Material for this exercise:
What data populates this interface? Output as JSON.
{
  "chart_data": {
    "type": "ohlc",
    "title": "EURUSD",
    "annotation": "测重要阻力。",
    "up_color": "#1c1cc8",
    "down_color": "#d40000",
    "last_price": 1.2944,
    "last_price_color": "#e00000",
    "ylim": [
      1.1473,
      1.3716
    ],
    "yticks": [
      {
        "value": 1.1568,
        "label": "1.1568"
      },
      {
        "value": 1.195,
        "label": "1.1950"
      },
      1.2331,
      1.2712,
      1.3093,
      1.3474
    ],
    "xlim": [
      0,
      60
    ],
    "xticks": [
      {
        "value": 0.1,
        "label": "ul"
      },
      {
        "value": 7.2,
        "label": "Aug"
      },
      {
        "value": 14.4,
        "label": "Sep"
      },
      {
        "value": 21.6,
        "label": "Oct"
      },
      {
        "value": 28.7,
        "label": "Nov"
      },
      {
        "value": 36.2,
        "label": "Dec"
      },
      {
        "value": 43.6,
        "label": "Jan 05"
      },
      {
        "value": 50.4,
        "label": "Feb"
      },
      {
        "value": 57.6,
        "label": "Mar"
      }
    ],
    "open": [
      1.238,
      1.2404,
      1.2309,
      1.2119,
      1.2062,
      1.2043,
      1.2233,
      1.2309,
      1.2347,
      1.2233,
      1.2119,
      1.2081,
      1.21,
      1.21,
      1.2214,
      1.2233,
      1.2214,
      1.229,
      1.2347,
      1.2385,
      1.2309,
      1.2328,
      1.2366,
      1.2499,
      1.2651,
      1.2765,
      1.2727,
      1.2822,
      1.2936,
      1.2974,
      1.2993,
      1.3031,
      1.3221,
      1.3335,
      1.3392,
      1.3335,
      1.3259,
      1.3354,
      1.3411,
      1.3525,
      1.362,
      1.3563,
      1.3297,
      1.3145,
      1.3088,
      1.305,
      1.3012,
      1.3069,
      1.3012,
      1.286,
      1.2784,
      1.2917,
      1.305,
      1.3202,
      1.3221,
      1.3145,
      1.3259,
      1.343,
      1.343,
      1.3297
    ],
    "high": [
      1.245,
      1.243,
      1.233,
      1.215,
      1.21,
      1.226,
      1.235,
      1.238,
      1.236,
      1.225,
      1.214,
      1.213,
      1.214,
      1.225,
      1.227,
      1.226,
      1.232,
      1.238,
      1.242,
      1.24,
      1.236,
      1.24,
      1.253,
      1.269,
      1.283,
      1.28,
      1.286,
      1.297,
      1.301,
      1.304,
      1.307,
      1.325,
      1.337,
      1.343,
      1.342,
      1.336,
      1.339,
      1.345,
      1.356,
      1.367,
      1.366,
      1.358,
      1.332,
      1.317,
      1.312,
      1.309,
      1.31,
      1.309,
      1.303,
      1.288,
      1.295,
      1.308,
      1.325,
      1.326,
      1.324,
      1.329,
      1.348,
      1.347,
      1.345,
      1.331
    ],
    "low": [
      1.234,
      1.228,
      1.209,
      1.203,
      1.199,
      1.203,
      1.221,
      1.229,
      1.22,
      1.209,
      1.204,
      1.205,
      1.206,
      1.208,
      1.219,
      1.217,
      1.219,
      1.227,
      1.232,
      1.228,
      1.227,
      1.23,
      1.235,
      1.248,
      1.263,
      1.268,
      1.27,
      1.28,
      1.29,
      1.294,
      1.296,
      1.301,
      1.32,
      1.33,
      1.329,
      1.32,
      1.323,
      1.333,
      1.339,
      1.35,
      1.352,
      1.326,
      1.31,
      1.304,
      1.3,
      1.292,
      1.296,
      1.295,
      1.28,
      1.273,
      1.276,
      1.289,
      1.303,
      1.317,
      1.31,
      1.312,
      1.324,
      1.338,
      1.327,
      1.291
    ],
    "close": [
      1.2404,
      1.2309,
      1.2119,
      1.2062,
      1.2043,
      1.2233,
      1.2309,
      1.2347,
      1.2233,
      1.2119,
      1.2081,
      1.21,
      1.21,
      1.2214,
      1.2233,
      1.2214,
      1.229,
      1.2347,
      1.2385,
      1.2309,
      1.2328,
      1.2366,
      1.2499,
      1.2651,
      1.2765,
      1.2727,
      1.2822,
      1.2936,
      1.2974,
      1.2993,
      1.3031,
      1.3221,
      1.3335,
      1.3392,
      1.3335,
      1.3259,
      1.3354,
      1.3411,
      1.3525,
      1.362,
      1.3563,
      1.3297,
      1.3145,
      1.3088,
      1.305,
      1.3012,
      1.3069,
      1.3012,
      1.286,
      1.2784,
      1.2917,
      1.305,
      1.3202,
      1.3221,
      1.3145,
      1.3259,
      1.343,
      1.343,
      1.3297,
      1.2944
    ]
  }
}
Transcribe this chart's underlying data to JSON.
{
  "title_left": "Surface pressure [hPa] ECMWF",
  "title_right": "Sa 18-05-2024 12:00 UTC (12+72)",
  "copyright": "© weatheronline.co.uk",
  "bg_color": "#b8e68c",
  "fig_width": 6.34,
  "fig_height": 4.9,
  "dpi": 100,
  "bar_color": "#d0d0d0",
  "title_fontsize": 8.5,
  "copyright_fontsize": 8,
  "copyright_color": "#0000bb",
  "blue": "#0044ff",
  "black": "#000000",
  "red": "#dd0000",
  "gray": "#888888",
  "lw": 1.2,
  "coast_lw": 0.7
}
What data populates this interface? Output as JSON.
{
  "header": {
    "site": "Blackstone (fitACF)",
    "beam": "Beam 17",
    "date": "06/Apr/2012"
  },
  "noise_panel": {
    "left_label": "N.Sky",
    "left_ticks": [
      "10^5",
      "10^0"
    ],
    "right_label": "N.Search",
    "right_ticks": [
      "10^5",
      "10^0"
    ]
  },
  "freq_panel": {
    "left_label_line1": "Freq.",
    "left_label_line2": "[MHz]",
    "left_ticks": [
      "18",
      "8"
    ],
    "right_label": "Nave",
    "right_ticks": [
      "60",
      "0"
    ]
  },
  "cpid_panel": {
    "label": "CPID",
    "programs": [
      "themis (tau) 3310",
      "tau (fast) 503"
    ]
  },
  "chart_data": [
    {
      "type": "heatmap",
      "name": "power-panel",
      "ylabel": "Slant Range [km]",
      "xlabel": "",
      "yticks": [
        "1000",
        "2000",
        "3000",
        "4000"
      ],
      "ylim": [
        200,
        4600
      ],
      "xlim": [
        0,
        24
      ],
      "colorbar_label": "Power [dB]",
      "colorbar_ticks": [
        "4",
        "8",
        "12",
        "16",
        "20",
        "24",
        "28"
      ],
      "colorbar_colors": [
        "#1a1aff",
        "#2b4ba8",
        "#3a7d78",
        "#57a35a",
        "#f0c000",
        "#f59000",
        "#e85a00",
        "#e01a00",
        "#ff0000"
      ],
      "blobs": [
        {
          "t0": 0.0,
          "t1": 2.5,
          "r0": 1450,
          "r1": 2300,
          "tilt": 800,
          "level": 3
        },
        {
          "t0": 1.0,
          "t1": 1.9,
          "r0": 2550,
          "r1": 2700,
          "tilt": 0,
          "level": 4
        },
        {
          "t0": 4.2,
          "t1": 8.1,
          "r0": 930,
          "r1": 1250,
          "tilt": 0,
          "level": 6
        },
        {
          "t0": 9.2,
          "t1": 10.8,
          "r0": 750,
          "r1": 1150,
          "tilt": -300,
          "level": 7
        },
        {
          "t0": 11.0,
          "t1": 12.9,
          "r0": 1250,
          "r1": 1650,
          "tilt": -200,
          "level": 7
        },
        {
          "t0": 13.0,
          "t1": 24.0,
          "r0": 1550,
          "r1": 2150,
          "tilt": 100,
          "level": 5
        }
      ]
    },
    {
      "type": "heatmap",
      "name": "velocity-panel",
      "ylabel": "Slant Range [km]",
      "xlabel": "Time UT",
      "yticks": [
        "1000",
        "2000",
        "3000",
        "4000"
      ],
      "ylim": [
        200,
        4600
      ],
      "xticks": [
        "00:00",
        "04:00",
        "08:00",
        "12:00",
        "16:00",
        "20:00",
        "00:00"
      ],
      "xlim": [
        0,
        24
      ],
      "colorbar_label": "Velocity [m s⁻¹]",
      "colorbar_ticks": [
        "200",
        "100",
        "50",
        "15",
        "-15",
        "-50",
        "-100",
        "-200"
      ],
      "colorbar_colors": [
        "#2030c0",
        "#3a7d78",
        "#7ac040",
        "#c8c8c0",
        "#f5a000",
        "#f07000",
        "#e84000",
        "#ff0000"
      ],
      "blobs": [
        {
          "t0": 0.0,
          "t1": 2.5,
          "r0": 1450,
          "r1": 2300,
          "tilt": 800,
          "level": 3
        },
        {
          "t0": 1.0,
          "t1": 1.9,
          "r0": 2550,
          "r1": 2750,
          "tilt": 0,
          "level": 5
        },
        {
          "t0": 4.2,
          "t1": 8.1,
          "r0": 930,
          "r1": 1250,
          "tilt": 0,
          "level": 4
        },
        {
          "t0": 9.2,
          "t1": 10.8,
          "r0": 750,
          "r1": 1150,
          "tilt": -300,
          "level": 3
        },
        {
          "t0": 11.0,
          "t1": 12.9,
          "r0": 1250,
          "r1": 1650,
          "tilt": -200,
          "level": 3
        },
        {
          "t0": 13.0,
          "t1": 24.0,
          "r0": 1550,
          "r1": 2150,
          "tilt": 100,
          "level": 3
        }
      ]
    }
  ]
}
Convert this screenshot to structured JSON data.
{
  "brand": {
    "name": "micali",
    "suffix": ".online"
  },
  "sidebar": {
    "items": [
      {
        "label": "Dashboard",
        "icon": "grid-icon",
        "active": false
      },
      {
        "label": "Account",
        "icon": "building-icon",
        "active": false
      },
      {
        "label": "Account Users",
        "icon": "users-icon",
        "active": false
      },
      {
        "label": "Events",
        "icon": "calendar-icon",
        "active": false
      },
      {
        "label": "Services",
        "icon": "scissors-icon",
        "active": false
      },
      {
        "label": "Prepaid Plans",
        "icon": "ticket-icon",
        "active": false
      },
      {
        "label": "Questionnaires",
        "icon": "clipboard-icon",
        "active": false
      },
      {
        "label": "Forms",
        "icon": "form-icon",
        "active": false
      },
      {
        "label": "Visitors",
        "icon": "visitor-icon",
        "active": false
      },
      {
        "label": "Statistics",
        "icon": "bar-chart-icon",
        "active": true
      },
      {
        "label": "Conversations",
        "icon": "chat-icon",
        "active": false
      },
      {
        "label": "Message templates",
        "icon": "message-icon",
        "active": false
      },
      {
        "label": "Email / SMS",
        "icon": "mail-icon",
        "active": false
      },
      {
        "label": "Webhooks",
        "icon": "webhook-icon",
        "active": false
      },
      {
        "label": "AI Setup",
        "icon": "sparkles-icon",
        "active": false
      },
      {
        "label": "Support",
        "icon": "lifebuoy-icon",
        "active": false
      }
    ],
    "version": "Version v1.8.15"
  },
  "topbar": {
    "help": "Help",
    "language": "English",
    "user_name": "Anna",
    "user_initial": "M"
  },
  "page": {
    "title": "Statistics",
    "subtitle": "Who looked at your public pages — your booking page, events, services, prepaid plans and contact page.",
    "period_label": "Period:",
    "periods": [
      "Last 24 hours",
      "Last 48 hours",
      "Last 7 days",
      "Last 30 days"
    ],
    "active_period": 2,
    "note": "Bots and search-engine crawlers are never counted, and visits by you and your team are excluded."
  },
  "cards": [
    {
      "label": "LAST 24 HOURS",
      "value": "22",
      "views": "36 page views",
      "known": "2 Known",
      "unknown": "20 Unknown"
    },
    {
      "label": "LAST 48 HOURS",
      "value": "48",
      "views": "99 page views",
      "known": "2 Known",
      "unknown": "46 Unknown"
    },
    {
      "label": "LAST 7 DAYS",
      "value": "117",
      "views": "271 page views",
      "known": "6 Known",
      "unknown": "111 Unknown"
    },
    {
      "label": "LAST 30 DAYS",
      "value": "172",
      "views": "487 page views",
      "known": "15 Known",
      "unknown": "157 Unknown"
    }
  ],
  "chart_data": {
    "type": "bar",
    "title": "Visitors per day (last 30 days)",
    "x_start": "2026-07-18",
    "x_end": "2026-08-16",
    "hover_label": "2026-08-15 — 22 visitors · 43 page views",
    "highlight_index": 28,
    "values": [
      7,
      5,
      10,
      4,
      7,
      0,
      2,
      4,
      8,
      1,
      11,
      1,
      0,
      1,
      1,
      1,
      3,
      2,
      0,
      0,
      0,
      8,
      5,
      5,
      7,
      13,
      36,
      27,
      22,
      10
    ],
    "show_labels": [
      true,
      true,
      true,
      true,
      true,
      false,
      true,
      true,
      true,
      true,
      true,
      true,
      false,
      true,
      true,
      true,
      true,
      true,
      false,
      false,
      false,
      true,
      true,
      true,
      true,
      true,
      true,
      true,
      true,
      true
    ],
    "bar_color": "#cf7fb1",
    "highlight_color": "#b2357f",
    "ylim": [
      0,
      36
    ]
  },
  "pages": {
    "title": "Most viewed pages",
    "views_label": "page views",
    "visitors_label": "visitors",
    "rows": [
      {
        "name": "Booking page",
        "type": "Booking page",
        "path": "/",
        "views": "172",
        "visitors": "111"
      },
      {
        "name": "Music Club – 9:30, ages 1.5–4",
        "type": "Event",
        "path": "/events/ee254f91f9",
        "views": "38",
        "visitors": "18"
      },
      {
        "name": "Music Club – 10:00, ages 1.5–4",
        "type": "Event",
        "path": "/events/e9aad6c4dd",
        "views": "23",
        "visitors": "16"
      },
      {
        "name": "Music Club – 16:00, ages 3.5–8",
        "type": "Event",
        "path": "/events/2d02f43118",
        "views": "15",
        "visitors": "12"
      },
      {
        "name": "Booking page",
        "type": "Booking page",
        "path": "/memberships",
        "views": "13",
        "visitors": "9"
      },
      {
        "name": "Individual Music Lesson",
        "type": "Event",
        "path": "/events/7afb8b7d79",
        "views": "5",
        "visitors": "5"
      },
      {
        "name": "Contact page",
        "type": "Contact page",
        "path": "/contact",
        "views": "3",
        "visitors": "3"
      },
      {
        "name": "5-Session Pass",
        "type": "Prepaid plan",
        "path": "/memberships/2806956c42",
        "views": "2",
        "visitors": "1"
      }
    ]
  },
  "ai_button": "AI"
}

Instruction:
Take every line containing the word "Statistics" and copy it.

Final result:
        "label": "Statistics",
    "title": "Statistics",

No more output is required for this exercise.